# WHAT YOU SHOULD DO
Set down all of the data exactly as it appears.

# AVAILABLE RECORDS
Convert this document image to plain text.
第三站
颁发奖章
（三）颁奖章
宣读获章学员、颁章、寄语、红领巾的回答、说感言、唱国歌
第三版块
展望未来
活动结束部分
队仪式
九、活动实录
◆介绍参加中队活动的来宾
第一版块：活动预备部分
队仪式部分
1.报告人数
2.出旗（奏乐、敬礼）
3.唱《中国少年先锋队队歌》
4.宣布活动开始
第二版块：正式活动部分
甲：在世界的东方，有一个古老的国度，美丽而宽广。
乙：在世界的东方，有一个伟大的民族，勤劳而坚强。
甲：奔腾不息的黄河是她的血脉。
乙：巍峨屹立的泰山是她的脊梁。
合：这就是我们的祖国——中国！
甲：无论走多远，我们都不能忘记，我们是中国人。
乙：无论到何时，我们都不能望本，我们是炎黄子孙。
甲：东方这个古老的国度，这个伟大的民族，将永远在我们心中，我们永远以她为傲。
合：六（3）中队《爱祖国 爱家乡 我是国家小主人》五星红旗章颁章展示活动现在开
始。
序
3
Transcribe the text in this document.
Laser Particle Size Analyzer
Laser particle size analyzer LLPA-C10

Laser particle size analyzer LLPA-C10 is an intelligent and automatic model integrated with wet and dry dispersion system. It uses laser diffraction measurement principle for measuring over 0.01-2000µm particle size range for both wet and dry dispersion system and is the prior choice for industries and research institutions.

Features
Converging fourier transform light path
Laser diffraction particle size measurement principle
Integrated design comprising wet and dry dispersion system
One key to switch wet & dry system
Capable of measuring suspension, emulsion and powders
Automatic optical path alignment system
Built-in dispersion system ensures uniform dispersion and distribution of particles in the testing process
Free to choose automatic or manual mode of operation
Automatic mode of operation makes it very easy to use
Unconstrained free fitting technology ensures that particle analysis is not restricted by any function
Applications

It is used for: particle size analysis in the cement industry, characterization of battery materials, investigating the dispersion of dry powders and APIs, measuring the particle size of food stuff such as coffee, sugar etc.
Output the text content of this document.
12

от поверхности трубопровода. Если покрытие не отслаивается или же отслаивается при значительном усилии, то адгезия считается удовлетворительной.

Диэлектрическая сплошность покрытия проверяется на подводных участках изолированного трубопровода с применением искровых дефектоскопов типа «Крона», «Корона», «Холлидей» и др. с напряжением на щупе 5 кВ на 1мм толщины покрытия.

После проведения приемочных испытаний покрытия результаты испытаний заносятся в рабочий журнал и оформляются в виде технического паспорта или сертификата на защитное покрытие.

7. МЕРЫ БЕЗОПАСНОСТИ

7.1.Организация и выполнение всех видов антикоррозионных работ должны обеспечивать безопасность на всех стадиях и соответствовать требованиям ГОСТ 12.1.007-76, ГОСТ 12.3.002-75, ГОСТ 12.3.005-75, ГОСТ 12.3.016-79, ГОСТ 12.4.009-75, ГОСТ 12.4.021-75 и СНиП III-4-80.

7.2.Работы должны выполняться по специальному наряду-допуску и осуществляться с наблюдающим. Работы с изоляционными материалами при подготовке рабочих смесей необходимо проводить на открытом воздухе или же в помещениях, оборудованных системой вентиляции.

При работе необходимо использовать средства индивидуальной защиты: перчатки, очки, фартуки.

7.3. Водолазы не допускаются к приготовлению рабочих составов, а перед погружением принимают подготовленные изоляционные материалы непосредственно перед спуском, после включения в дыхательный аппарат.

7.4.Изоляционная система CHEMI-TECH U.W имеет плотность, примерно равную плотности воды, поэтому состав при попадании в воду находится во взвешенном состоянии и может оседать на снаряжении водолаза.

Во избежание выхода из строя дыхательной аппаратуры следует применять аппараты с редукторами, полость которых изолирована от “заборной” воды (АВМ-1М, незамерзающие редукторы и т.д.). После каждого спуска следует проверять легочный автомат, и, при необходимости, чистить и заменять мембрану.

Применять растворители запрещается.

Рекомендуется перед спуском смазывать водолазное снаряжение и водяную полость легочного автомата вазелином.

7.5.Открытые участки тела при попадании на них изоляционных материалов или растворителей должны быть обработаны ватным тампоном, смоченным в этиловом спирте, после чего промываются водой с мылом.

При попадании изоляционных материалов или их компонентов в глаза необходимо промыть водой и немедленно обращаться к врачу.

# WRITTEN RESPONSE
Convert this document image to plain text.
第三站
颁发奖章
（三）颁奖章
宣读获章学员、颁章、寄语、红领巾的回答、说感言、唱国歌
第三版块
展望未来
活动结束部分
队仪式
九、活动实录
◆介绍参加中队活动的来宾
第一版块：活动预备部分
队仪式部分
1.报告人数
2.出旗（奏乐、敬礼）
3.唱《中国少年先锋队队歌》
4.宣布活动开始
第二版块：正式活动部分
甲：在世界的东方，有一个古老的国度，美丽而宽广。
乙：在世界的东方，有一个伟大的民族，勤劳而坚强。
甲：奔腾不息的黄河是她的血脉。
乙：巍峨屹立的泰山是她的脊梁。
合：这就是我们的祖国——中国！
甲：无论走多远，我们都不能忘记，我们是中国人。
乙：无论到何时，我们都不能望本，我们是炎黄子孙。
甲：东方这个古老的国度，这个伟大的民族，将永远在我们心中，我们永远以她为傲。
合：六（3）中队《爱祖国 爱家乡 我是国家小主人》五星红旗章颁章展示活动现在开
始。
序
3
Transcribe the text in this document.
Laser Particle Size Analyzer
Laser particle size analyzer LLPA-C10

Laser particle size analyzer LLPA-C10 is an intelligent and automatic model integrated with wet and dry dispersion system. It uses laser diffraction measurement principle for measuring over 0.01-2000µm particle size range for both wet and dry dispersion system and is the prior choice for industries and research institutions.

Features
Converging fourier transform light path
Laser diffraction particle size measurement principle
Integrated design comprising wet and dry dispersion system
One key to switch wet & dry system
Capable of measuring suspension, emulsion and powders
Automatic optical path alignment system
Built-in dispersion system ensures uniform dispersion and distribution of particles in the testing process
Free to choose automatic or manual mode of operation
Automatic mode of operation makes it very easy to use
Unconstrained free fitting technology ensures that particle analysis is not restricted by any function
Applications

It is used for: particle size analysis in the cement industry, characterization of battery materials, investigating the dispersion of dry powders and APIs, measuring the particle size of food stuff such as coffee, sugar etc.
Output the text content of this document.
12

от поверхности трубопровода. Если покрытие не отслаивается или же отслаивается при значительном усилии, то адгезия считается удовлетворительной.

Диэлектрическая сплошность покрытия проверяется на подводных участках изолированного трубопровода с применением искровых дефектоскопов типа «Крона», «Корона», «Холлидей» и др. с напряжением на щупе 5 кВ на 1мм толщины покрытия.

После проведения приемочных испытаний покрытия результаты испытаний заносятся в рабочий журнал и оформляются в виде технического паспорта или сертификата на защитное покрытие.

7. МЕРЫ БЕЗОПАСНОСТИ

7.1.Организация и выполнение всех видов антикоррозионных работ должны обеспечивать безопасность на всех стадиях и соответствовать требованиям ГОСТ 12.1.007-76, ГОСТ 12.3.002-75, ГОСТ 12.3.005-75, ГОСТ 12.3.016-79, ГОСТ 12.4.009-75, ГОСТ 12.4.021-75 и СНиП III-4-80.

7.2.Работы должны выполняться по специальному наряду-допуску и осуществляться с наблюдающим. Работы с изоляционными материалами при подготовке рабочих смесей необходимо проводить на открытом воздухе или же в помещениях, оборудованных системой вентиляции.

При работе необходимо использовать средства индивидуальной защиты: перчатки, очки, фартуки.

7.3. Водолазы не допускаются к приготовлению рабочих составов, а перед погружением принимают подготовленные изоляционные материалы непосредственно перед спуском, после включения в дыхательный аппарат.

7.4.Изоляционная система CHEMI-TECH U.W имеет плотность, примерно равную плотности воды, поэтому состав при попадании в воду находится во взвешенном состоянии и может оседать на снаряжении водолаза.

Во избежание выхода из строя дыхательной аппаратуры следует применять аппараты с редукторами, полость которых изолирована от “заборной” воды (АВМ-1М, незамерзающие редукторы и т.д.). После каждого спуска следует проверять легочный автомат, и, при необходимости, чистить и заменять мембрану.

Применять растворители запрещается.

Рекомендуется перед спуском смазывать водолазное снаряжение и водяную полость легочного автомата вазелином.

7.5.Открытые участки тела при попадании на них изоляционных материалов или растворителей должны быть обработаны ватным тампоном, смоченным в этиловом спирте, после чего промываются водой с мылом.

При попадании изоляционных материалов или их компонентов в глаза необходимо промыть водой и немедленно обращаться к врачу.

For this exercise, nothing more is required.